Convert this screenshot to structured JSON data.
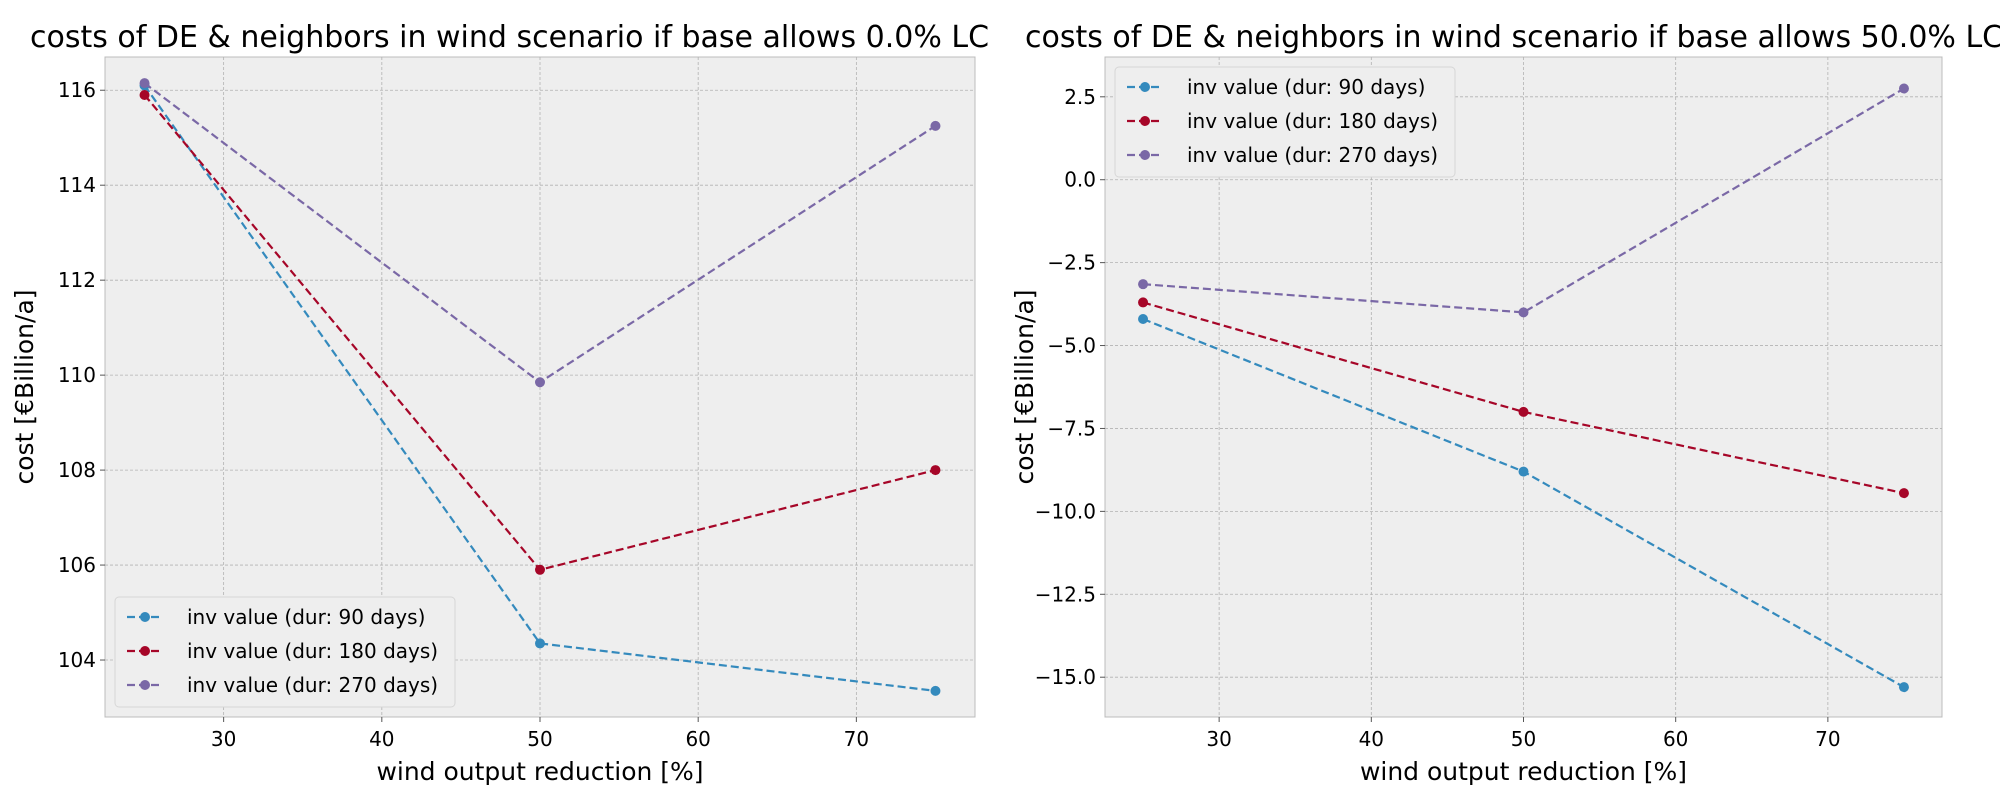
{
  "colors": {
    "series_90": "#348abd",
    "series_180": "#a60628",
    "series_270": "#7a68a6",
    "plot_background": "#eeeeee",
    "grid": "#b2b2b2"
  },
  "chart_data": [
    {
      "type": "line",
      "title": "costs of DE & neighbors in wind scenario if base allows 0.0% LC",
      "xlabel": "wind output reduction [%]",
      "ylabel": "cost [€Billion/a]",
      "x": [
        25,
        50,
        75
      ],
      "xlim": [
        22.5,
        77.5
      ],
      "ylim": [
        102.8,
        116.7
      ],
      "xticks": [
        30,
        40,
        50,
        60,
        70
      ],
      "yticks": [
        104,
        106,
        108,
        110,
        112,
        114,
        116
      ],
      "ytick_labels": [
        "104",
        "106",
        "108",
        "110",
        "112",
        "114",
        "116"
      ],
      "grid": true,
      "legend_position": "lower-left",
      "line_style": "dashed",
      "marker": "circle",
      "series": [
        {
          "name": "inv value (dur: 90 days)",
          "color": "#348abd",
          "values": [
            116.1,
            104.35,
            103.35
          ]
        },
        {
          "name": "inv value (dur: 180 days)",
          "color": "#a60628",
          "values": [
            115.9,
            105.9,
            108.0
          ]
        },
        {
          "name": "inv value (dur: 270 days)",
          "color": "#7a68a6",
          "values": [
            116.15,
            109.85,
            115.25
          ]
        }
      ]
    },
    {
      "type": "line",
      "title": "costs of DE & neighbors in wind scenario if base allows 50.0% LC",
      "xlabel": "wind output reduction [%]",
      "ylabel": "cost [€Billion/a]",
      "x": [
        25,
        50,
        75
      ],
      "xlim": [
        22.5,
        77.5
      ],
      "ylim": [
        -16.2,
        3.7
      ],
      "xticks": [
        30,
        40,
        50,
        60,
        70
      ],
      "yticks": [
        -15.0,
        -12.5,
        -10.0,
        -7.5,
        -5.0,
        -2.5,
        0.0,
        2.5
      ],
      "ytick_labels": [
        "−15.0",
        "−12.5",
        "−10.0",
        "−7.5",
        "−5.0",
        "−2.5",
        "0.0",
        "2.5"
      ],
      "grid": true,
      "legend_position": "upper-left",
      "line_style": "dashed",
      "marker": "circle",
      "series": [
        {
          "name": "inv value (dur: 90 days)",
          "color": "#348abd",
          "values": [
            -4.2,
            -8.8,
            -15.3
          ]
        },
        {
          "name": "inv value (dur: 180 days)",
          "color": "#a60628",
          "values": [
            -3.7,
            -7.0,
            -9.45
          ]
        },
        {
          "name": "inv value (dur: 270 days)",
          "color": "#7a68a6",
          "values": [
            -3.15,
            -4.0,
            2.75
          ]
        }
      ]
    }
  ]
}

» THE REQUEST
Exactly reproduce each record, leaving out any pictures.

» EXPECTED OUTPUT
Convert this screenshot to structured JSON data.
{
  "colors": {
    "series_90": "#348abd",
    "series_180": "#a60628",
    "series_270": "#7a68a6",
    "plot_background": "#eeeeee",
    "grid": "#b2b2b2"
  },
  "chart_data": [
    {
      "type": "line",
      "title": "costs of DE & neighbors in wind scenario if base allows 0.0% LC",
      "xlabel": "wind output reduction [%]",
      "ylabel": "cost [€Billion/a]",
      "x": [
        25,
        50,
        75
      ],
      "xlim": [
        22.5,
        77.5
      ],
      "ylim": [
        102.8,
        116.7
      ],
      "xticks": [
        30,
        40,
        50,
        60,
        70
      ],
      "yticks": [
        104,
        106,
        108,
        110,
        112,
        114,
        116
      ],
      "ytick_labels": [
        "104",
        "106",
        "108",
        "110",
        "112",
        "114",
        "116"
      ],
      "grid": true,
      "legend_position": "lower-left",
      "line_style": "dashed",
      "marker": "circle",
      "series": [
        {
          "name": "inv value (dur: 90 days)",
          "color": "#348abd",
          "values": [
            116.1,
            104.35,
            103.35
          ]
        },
        {
          "name": "inv value (dur: 180 days)",
          "color": "#a60628",
          "values": [
            115.9,
            105.9,
            108.0
          ]
        },
        {
          "name": "inv value (dur: 270 days)",
          "color": "#7a68a6",
          "values": [
            116.15,
            109.85,
            115.25
          ]
        }
      ]
    },
    {
      "type": "line",
      "title": "costs of DE & neighbors in wind scenario if base allows 50.0% LC",
      "xlabel": "wind output reduction [%]",
      "ylabel": "cost [€Billion/a]",
      "x": [
        25,
        50,
        75
      ],
      "xlim": [
        22.5,
        77.5
      ],
      "ylim": [
        -16.2,
        3.7
      ],
      "xticks": [
        30,
        40,
        50,
        60,
        70
      ],
      "yticks": [
        -15.0,
        -12.5,
        -10.0,
        -7.5,
        -5.0,
        -2.5,
        0.0,
        2.5
      ],
      "ytick_labels": [
        "−15.0",
        "−12.5",
        "−10.0",
        "−7.5",
        "−5.0",
        "−2.5",
        "0.0",
        "2.5"
      ],
      "grid": true,
      "legend_position": "upper-left",
      "line_style": "dashed",
      "marker": "circle",
      "series": [
        {
          "name": "inv value (dur: 90 days)",
          "color": "#348abd",
          "values": [
            -4.2,
            -8.8,
            -15.3
          ]
        },
        {
          "name": "inv value (dur: 180 days)",
          "color": "#a60628",
          "values": [
            -3.7,
            -7.0,
            -9.45
          ]
        },
        {
          "name": "inv value (dur: 270 days)",
          "color": "#7a68a6",
          "values": [
            -3.15,
            -4.0,
            2.75
          ]
        }
      ]
    }
  ]
}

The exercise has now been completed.